- Brief
Each line that holds the word "panels" should be returned.

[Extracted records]
== == ==
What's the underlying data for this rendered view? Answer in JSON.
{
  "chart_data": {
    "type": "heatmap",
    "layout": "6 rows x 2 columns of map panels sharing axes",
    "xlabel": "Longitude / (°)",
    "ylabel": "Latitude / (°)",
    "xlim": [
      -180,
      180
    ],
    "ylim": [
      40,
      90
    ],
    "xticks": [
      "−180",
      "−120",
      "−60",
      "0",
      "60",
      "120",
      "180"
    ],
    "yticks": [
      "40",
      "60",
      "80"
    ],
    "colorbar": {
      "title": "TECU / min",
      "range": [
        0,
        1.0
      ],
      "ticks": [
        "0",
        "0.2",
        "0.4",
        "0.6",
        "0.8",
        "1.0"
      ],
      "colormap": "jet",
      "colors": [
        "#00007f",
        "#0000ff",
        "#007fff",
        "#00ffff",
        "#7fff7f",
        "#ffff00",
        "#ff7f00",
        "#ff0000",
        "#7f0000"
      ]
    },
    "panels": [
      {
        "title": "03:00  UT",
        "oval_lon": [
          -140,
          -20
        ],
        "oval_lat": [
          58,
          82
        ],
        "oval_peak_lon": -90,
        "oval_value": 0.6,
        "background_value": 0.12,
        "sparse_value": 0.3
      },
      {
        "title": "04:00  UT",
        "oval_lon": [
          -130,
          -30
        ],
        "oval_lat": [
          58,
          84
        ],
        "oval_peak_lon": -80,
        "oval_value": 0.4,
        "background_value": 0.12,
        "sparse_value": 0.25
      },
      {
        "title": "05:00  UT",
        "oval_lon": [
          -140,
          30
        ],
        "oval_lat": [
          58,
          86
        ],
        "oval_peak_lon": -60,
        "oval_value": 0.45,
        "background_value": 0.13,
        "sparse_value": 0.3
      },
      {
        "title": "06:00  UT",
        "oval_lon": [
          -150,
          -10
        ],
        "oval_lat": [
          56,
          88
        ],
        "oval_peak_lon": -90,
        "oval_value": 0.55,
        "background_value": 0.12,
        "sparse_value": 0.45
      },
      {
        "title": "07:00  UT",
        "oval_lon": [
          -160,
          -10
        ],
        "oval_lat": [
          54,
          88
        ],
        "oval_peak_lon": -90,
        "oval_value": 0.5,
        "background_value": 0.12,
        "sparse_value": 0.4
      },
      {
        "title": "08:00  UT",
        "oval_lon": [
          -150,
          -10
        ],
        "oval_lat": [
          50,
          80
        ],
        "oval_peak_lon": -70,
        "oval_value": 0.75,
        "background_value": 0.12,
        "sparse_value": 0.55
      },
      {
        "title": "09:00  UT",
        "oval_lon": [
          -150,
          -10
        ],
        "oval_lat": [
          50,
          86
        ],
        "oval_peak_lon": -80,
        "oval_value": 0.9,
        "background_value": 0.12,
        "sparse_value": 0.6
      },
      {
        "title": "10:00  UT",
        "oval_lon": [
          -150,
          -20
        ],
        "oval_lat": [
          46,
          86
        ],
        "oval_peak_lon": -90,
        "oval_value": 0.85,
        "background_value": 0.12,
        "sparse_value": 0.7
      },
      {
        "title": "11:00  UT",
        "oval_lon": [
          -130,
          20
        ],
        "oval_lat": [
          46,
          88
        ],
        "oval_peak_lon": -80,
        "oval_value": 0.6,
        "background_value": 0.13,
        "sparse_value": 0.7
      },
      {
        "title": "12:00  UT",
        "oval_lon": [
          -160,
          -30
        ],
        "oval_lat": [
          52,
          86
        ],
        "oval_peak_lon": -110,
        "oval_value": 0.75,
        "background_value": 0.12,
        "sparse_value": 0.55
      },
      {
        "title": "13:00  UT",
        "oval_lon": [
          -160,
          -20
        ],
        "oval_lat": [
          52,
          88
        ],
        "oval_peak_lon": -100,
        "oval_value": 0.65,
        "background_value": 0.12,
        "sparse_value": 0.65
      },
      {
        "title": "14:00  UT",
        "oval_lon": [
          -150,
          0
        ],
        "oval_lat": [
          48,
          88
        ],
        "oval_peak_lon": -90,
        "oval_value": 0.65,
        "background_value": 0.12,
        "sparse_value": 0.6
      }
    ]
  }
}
== == ==
- Solution for this task
    "layout": "6 rows x 2 columns of map panels sharing axes",
    "panels": [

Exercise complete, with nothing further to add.